§ Entries provided
==*==

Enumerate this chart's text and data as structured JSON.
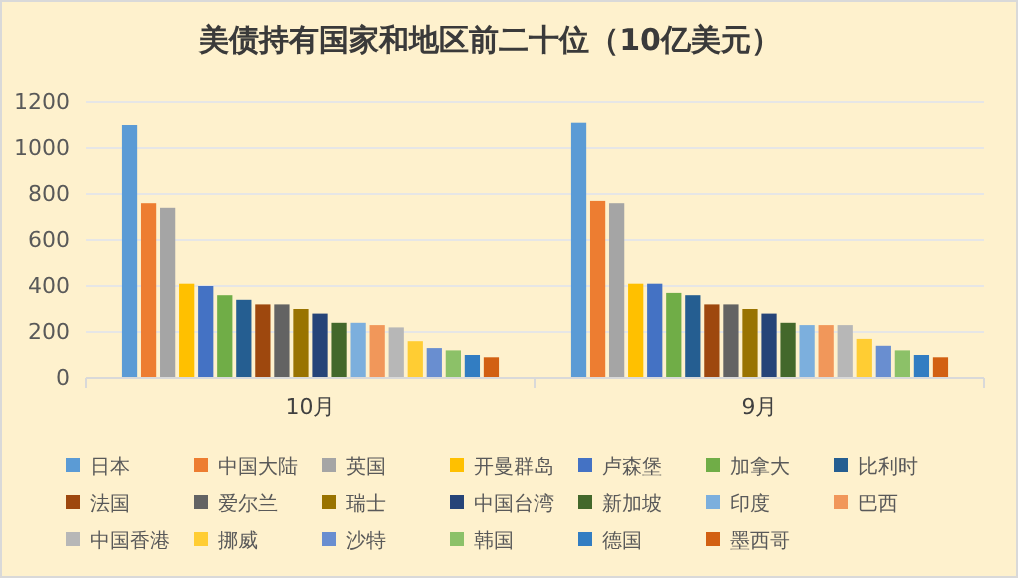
{
  "chart_data": {
    "type": "bar",
    "title": "美债持有国家和地区前二十位（10亿美元）",
    "categories": [
      "10月",
      "9月"
    ],
    "ylim": [
      0,
      1200
    ],
    "yticks": [
      0,
      200,
      400,
      600,
      800,
      1000,
      1200
    ],
    "grid": "y",
    "legend": "bottom",
    "series": [
      {
        "name": "日本",
        "color": "#5b9bd5",
        "values": [
          1100,
          1110
        ]
      },
      {
        "name": "中国大陆",
        "color": "#ed7d31",
        "values": [
          760,
          770
        ]
      },
      {
        "name": "英国",
        "color": "#a5a5a5",
        "values": [
          740,
          760
        ]
      },
      {
        "name": "开曼群岛",
        "color": "#ffc000",
        "values": [
          410,
          410
        ]
      },
      {
        "name": "卢森堡",
        "color": "#4472c4",
        "values": [
          400,
          410
        ]
      },
      {
        "name": "加拿大",
        "color": "#70ad47",
        "values": [
          360,
          370
        ]
      },
      {
        "name": "比利时",
        "color": "#255e91",
        "values": [
          340,
          360
        ]
      },
      {
        "name": "法国",
        "color": "#9e480e",
        "values": [
          320,
          320
        ]
      },
      {
        "name": "爱尔兰",
        "color": "#636363",
        "values": [
          320,
          320
        ]
      },
      {
        "name": "瑞士",
        "color": "#997300",
        "values": [
          300,
          300
        ]
      },
      {
        "name": "中国台湾",
        "color": "#264478",
        "values": [
          280,
          280
        ]
      },
      {
        "name": "新加坡",
        "color": "#43682b",
        "values": [
          240,
          240
        ]
      },
      {
        "name": "印度",
        "color": "#7cafdd",
        "values": [
          240,
          230
        ]
      },
      {
        "name": "巴西",
        "color": "#f1975a",
        "values": [
          230,
          230
        ]
      },
      {
        "name": "中国香港",
        "color": "#b7b7b7",
        "values": [
          220,
          230
        ]
      },
      {
        "name": "挪威",
        "color": "#ffcd33",
        "values": [
          160,
          170
        ]
      },
      {
        "name": "沙特",
        "color": "#698ed0",
        "values": [
          130,
          140
        ]
      },
      {
        "name": "韩国",
        "color": "#8cc168",
        "values": [
          120,
          120
        ]
      },
      {
        "name": "德国",
        "color": "#327dc2",
        "values": [
          100,
          100
        ]
      },
      {
        "name": "墨西哥",
        "color": "#d26012",
        "values": [
          90,
          90
        ]
      }
    ]
  }
}
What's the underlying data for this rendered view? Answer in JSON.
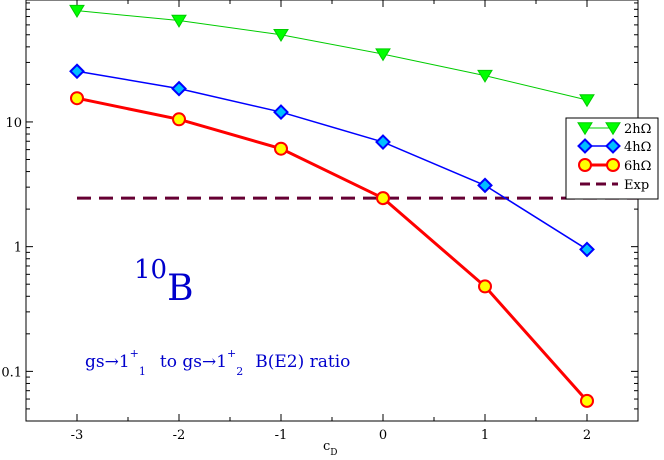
{
  "chart_data": {
    "type": "line",
    "xlabel": "c",
    "xlabel_sub": "D",
    "ylabel": "",
    "x": [
      -3,
      -2,
      -1,
      0,
      1,
      2
    ],
    "xlim": [
      -3.5,
      2.5
    ],
    "ylim": [
      0.04,
      95
    ],
    "yscale": "log",
    "x_ticks": [
      -3,
      -2,
      -1,
      0,
      1,
      2
    ],
    "x_tick_labels": [
      "-3",
      "-2",
      "-1",
      "0",
      "1",
      "2"
    ],
    "y_ticks": [
      0.1,
      1,
      10
    ],
    "y_tick_labels": [
      "0.1",
      "1",
      "10"
    ],
    "grid": false,
    "legend_position": "right",
    "series": [
      {
        "name": "2hΩ",
        "values": [
          78,
          65,
          50,
          35,
          23.5,
          15
        ],
        "color": "#00cc00",
        "fill": "#00ff00",
        "marker": "triangle-down"
      },
      {
        "name": "4hΩ",
        "values": [
          25.5,
          18.5,
          12,
          6.9,
          3.1,
          0.95
        ],
        "color": "#0000ff",
        "fill": "#00bfff",
        "marker": "diamond"
      },
      {
        "name": "6hΩ",
        "values": [
          15.5,
          10.5,
          6.1,
          2.45,
          0.48,
          0.058
        ],
        "color": "#ff0000",
        "fill": "#ffff00",
        "marker": "circle"
      }
    ],
    "reference_line": {
      "name": "Exp",
      "value": 2.45,
      "color": "#660033",
      "style": "dashed"
    },
    "annotations": {
      "nucleus_sup": "10",
      "nucleus": "B",
      "ratio": {
        "p1": "gs→1",
        "sup1": "+",
        "sub1": "1",
        "p2": "to  gs→1",
        "sup2": "+",
        "sub2": "2",
        "p3": "B(E2) ratio"
      }
    }
  }
}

==*==

Output a faithful copy of the data, with each picture left out.

Enumerate this chart's text and data as structured JSON.
{
  "chart_data": {
    "type": "bar",
    "title": "美债持有国家和地区前二十位（10亿美元）",
    "categories": [
      "10月",
      "9月"
    ],
    "ylim": [
      0,
      1200
    ],
    "yticks": [
      0,
      200,
      400,
      600,
      800,
      1000,
      1200
    ],
    "grid": "y",
    "legend": "bottom",
    "series": [
      {
        "name": "日本",
        "color": "#5b9bd5",
        "values": [
          1100,
          1110
        ]
      },
      {
        "name": "中国大陆",
        "color": "#ed7d31",
        "values": [
          760,
          770
        ]
      },
      {
        "name": "英国",
        "color": "#a5a5a5",
        "values": [
          740,
          760
        ]
      },
      {
        "name": "开曼群岛",
        "color": "#ffc000",
        "values": [
          410,
          410
        ]
      },
      {
        "name": "卢森堡",
        "color": "#4472c4",
        "values": [
          400,
          410
        ]
      },
      {
        "name": "加拿大",
        "color": "#70ad47",
        "values": [
          360,
          370
        ]
      },
      {
        "name": "比利时",
        "color": "#255e91",
        "values": [
          340,
          360
        ]
      },
      {
        "name": "法国",
        "color": "#9e480e",
        "values": [
          320,
          320
        ]
      },
      {
        "name": "爱尔兰",
        "color": "#636363",
        "values": [
          320,
          320
        ]
      },
      {
        "name": "瑞士",
        "color": "#997300",
        "values": [
          300,
          300
        ]
      },
      {
        "name": "中国台湾",
        "color": "#264478",
        "values": [
          280,
          280
        ]
      },
      {
        "name": "新加坡",
        "color": "#43682b",
        "values": [
          240,
          240
        ]
      },
      {
        "name": "印度",
        "color": "#7cafdd",
        "values": [
          240,
          230
        ]
      },
      {
        "name": "巴西",
        "color": "#f1975a",
        "values": [
          230,
          230
        ]
      },
      {
        "name": "中国香港",
        "color": "#b7b7b7",
        "values": [
          220,
          230
        ]
      },
      {
        "name": "挪威",
        "color": "#ffcd33",
        "values": [
          160,
          170
        ]
      },
      {
        "name": "沙特",
        "color": "#698ed0",
        "values": [
          130,
          140
        ]
      },
      {
        "name": "韩国",
        "color": "#8cc168",
        "values": [
          120,
          120
        ]
      },
      {
        "name": "德国",
        "color": "#327dc2",
        "values": [
          100,
          100
        ]
      },
      {
        "name": "墨西哥",
        "color": "#d26012",
        "values": [
          90,
          90
        ]
      }
    ]
  }
}
What's the underlying data for this rendered view? Answer in JSON.
{
  "chart_data": {
    "type": "line",
    "xlabel": "c",
    "xlabel_sub": "D",
    "ylabel": "",
    "x": [
      -3,
      -2,
      -1,
      0,
      1,
      2
    ],
    "xlim": [
      -3.5,
      2.5
    ],
    "ylim": [
      0.04,
      95
    ],
    "yscale": "log",
    "x_ticks": [
      -3,
      -2,
      -1,
      0,
      1,
      2
    ],
    "x_tick_labels": [
      "-3",
      "-2",
      "-1",
      "0",
      "1",
      "2"
    ],
    "y_ticks": [
      0.1,
      1,
      10
    ],
    "y_tick_labels": [
      "0.1",
      "1",
      "10"
    ],
    "grid": false,
    "legend_position": "right",
    "series": [
      {
        "name": "2hΩ",
        "values": [
          78,
          65,
          50,
          35,
          23.5,
          15
        ],
        "color": "#00cc00",
        "fill": "#00ff00",
        "marker": "triangle-down"
      },
      {
        "name": "4hΩ",
        "values": [
          25.5,
          18.5,
          12,
          6.9,
          3.1,
          0.95
        ],
        "color": "#0000ff",
        "fill": "#00bfff",
        "marker": "diamond"
      },
      {
        "name": "6hΩ",
        "values": [
          15.5,
          10.5,
          6.1,
          2.45,
          0.48,
          0.058
        ],
        "color": "#ff0000",
        "fill": "#ffff00",
        "marker": "circle"
      }
    ],
    "reference_line": {
      "name": "Exp",
      "value": 2.45,
      "color": "#660033",
      "style": "dashed"
    },
    "annotations": {
      "nucleus_sup": "10",
      "nucleus": "B",
      "ratio": {
        "p1": "gs→1",
        "sup1": "+",
        "sub1": "1",
        "p2": "to  gs→1",
        "sup2": "+",
        "sub2": "2",
        "p3": "B(E2) ratio"
      }
    }
  }
}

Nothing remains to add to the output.